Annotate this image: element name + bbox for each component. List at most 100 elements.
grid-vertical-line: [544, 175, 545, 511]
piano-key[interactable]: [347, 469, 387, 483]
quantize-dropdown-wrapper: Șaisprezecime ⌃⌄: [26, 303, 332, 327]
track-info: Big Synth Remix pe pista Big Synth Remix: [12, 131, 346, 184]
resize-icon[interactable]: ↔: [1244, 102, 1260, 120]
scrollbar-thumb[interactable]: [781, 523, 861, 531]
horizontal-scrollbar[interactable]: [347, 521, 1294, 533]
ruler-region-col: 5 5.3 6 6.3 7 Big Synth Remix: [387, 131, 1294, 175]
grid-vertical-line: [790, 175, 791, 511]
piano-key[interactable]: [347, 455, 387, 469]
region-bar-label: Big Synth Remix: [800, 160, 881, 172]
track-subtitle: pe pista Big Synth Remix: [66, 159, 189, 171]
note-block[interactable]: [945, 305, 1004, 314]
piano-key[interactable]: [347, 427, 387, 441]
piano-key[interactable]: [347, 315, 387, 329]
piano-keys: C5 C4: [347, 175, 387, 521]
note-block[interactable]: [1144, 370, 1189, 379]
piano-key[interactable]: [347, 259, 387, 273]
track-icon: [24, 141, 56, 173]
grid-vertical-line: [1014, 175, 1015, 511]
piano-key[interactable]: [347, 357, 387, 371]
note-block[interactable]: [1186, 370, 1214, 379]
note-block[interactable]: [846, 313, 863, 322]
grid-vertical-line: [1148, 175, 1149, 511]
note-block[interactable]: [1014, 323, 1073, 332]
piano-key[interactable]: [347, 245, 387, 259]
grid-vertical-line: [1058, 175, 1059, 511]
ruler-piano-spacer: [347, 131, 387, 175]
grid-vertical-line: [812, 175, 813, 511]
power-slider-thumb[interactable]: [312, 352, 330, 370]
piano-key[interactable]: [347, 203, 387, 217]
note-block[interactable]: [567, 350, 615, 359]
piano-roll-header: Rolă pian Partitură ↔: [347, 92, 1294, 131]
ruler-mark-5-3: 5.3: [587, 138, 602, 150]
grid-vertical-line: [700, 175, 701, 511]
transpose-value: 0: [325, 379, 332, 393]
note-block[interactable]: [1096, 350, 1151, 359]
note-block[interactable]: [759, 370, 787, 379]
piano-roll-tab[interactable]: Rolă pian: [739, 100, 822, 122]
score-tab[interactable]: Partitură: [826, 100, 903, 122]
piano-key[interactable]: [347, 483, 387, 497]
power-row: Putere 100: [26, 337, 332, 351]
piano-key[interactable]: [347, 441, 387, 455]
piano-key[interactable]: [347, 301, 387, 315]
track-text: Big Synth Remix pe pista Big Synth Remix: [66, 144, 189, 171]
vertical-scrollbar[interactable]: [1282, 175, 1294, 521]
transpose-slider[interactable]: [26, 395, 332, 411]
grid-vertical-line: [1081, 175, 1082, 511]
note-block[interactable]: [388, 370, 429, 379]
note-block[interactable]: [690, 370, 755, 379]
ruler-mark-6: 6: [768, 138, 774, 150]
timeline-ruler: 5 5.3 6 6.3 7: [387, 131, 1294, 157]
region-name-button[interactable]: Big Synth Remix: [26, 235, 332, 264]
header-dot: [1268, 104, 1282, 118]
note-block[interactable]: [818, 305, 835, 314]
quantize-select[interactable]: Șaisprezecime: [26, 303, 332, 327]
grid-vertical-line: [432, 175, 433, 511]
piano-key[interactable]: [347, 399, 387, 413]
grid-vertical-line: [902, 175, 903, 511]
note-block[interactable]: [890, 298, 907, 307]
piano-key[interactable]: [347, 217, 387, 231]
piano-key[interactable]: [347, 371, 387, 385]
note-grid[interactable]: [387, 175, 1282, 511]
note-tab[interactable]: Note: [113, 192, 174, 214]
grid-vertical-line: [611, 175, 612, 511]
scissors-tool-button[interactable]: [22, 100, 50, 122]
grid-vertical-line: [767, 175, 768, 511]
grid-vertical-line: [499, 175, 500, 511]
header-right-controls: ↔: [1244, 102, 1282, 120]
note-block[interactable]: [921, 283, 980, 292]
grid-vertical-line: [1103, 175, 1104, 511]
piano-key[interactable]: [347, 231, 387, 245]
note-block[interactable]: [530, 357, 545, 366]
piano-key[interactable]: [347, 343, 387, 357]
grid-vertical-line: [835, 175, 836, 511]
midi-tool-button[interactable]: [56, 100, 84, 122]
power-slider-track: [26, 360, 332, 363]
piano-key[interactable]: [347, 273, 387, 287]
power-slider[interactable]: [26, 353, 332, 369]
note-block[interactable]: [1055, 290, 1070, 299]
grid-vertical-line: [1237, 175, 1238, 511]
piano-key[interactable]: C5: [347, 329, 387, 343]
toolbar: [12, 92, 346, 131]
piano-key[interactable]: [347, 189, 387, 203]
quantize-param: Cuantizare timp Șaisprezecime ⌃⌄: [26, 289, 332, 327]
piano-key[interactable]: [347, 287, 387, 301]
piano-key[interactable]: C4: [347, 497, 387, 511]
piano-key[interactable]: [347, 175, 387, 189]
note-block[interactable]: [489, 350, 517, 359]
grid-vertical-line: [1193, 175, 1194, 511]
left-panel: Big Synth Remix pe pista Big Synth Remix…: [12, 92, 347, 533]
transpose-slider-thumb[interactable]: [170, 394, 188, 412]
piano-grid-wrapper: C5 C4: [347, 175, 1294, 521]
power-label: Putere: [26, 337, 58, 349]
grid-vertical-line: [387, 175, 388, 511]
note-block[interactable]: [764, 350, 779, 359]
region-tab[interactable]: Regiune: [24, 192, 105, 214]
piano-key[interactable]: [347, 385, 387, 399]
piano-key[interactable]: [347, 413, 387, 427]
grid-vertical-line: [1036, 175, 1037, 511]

----

- [EXERCISE BRIEF]: Can you rewrite all the rows above so that every "Big Synth Remix" becomes "Deep Bass Remix" and everything else stays the same?

- [EXERCISE OUTPUT]:
Annotate this image: element name + bbox for each component. List at most 100 elements.
grid-vertical-line: [544, 175, 545, 511]
piano-key[interactable]: [347, 469, 387, 483]
quantize-dropdown-wrapper: Șaisprezecime ⌃⌄: [26, 303, 332, 327]
track-info: Deep Bass Remix pe pista Deep Bass Remix: [12, 131, 346, 184]
resize-icon[interactable]: ↔: [1244, 102, 1260, 120]
scrollbar-thumb[interactable]: [781, 523, 861, 531]
horizontal-scrollbar[interactable]: [347, 521, 1294, 533]
ruler-region-col: 5 5.3 6 6.3 7 Deep Bass Remix: [387, 131, 1294, 175]
grid-vertical-line: [790, 175, 791, 511]
piano-key[interactable]: [347, 455, 387, 469]
region-bar-label: Deep Bass Remix: [800, 160, 881, 172]
track-subtitle: pe pista Deep Bass Remix: [66, 159, 189, 171]
note-block[interactable]: [945, 305, 1004, 314]
piano-key[interactable]: [347, 427, 387, 441]
piano-key[interactable]: [347, 315, 387, 329]
piano-keys: C5 C4: [347, 175, 387, 521]
note-block[interactable]: [1144, 370, 1189, 379]
piano-key[interactable]: [347, 259, 387, 273]
track-icon: [24, 141, 56, 173]
grid-vertical-line: [1014, 175, 1015, 511]
piano-key[interactable]: [347, 357, 387, 371]
note-block[interactable]: [1186, 370, 1214, 379]
note-block[interactable]: [846, 313, 863, 322]
grid-vertical-line: [1148, 175, 1149, 511]
note-block[interactable]: [1014, 323, 1073, 332]
piano-key[interactable]: [347, 245, 387, 259]
grid-vertical-line: [1058, 175, 1059, 511]
ruler-piano-spacer: [347, 131, 387, 175]
grid-vertical-line: [812, 175, 813, 511]
power-slider-thumb[interactable]: [312, 352, 330, 370]
piano-key[interactable]: [347, 203, 387, 217]
note-block[interactable]: [567, 350, 615, 359]
piano-roll-header: Rolă pian Partitură ↔: [347, 92, 1294, 131]
ruler-mark-5-3: 5.3: [587, 138, 602, 150]
grid-vertical-line: [700, 175, 701, 511]
transpose-value: 0: [325, 379, 332, 393]
note-block[interactable]: [1096, 350, 1151, 359]
note-block[interactable]: [759, 370, 787, 379]
piano-roll-tab[interactable]: Rolă pian: [739, 100, 822, 122]
score-tab[interactable]: Partitură: [826, 100, 903, 122]
piano-key[interactable]: [347, 483, 387, 497]
power-row: Putere 100: [26, 337, 332, 351]
piano-key[interactable]: [347, 441, 387, 455]
piano-key[interactable]: [347, 301, 387, 315]
track-text: Deep Bass Remix pe pista Deep Bass Remix: [66, 144, 189, 171]
vertical-scrollbar[interactable]: [1282, 175, 1294, 521]
transpose-slider[interactable]: [26, 395, 332, 411]
grid-vertical-line: [1081, 175, 1082, 511]
note-block[interactable]: [388, 370, 429, 379]
note-block[interactable]: [690, 370, 755, 379]
ruler-mark-6: 6: [768, 138, 774, 150]
timeline-ruler: 5 5.3 6 6.3 7: [387, 131, 1294, 157]
region-name-button[interactable]: Deep Bass Remix: [26, 235, 332, 264]
header-dot: [1268, 104, 1282, 118]
note-block[interactable]: [818, 305, 835, 314]
quantize-select[interactable]: Șaisprezecime: [26, 303, 332, 327]
grid-vertical-line: [432, 175, 433, 511]
piano-key[interactable]: [347, 399, 387, 413]
grid-vertical-line: [902, 175, 903, 511]
note-block[interactable]: [890, 298, 907, 307]
piano-key[interactable]: [347, 217, 387, 231]
piano-key[interactable]: [347, 371, 387, 385]
note-grid[interactable]: [387, 175, 1282, 511]
note-tab[interactable]: Note: [113, 192, 174, 214]
grid-vertical-line: [611, 175, 612, 511]
scissors-tool-button[interactable]: [22, 100, 50, 122]
grid-vertical-line: [767, 175, 768, 511]
grid-vertical-line: [499, 175, 500, 511]
header-right-controls: ↔: [1244, 102, 1282, 120]
note-block[interactable]: [921, 283, 980, 292]
grid-vertical-line: [1103, 175, 1104, 511]
piano-key[interactable]: [347, 231, 387, 245]
note-block[interactable]: [530, 357, 545, 366]
piano-key[interactable]: [347, 343, 387, 357]
grid-vertical-line: [835, 175, 836, 511]
midi-tool-button[interactable]: [56, 100, 84, 122]
power-slider-track: [26, 360, 332, 363]
piano-key[interactable]: [347, 273, 387, 287]
power-slider[interactable]: [26, 353, 332, 369]
note-block[interactable]: [1055, 290, 1070, 299]
grid-vertical-line: [1237, 175, 1238, 511]
piano-key[interactable]: C5: [347, 329, 387, 343]
toolbar: [12, 92, 346, 131]
piano-key[interactable]: [347, 189, 387, 203]
quantize-param: Cuantizare timp Șaisprezecime ⌃⌄: [26, 289, 332, 327]
piano-key[interactable]: [347, 287, 387, 301]
piano-key[interactable]: C4: [347, 497, 387, 511]
piano-key[interactable]: [347, 175, 387, 189]
note-block[interactable]: [489, 350, 517, 359]
grid-vertical-line: [1193, 175, 1194, 511]
left-panel: Deep Bass Remix pe pista Deep Bass Remix…: [12, 92, 347, 533]
transpose-slider-thumb[interactable]: [170, 394, 188, 412]
piano-grid-wrapper: C5 C4: [347, 175, 1294, 521]
power-label: Putere: [26, 337, 58, 349]
grid-vertical-line: [387, 175, 388, 511]
note-block[interactable]: [764, 350, 779, 359]
region-tab[interactable]: Regiune: [24, 192, 105, 214]
piano-key[interactable]: [347, 385, 387, 399]
piano-key[interactable]: [347, 413, 387, 427]
grid-vertical-line: [1036, 175, 1037, 511]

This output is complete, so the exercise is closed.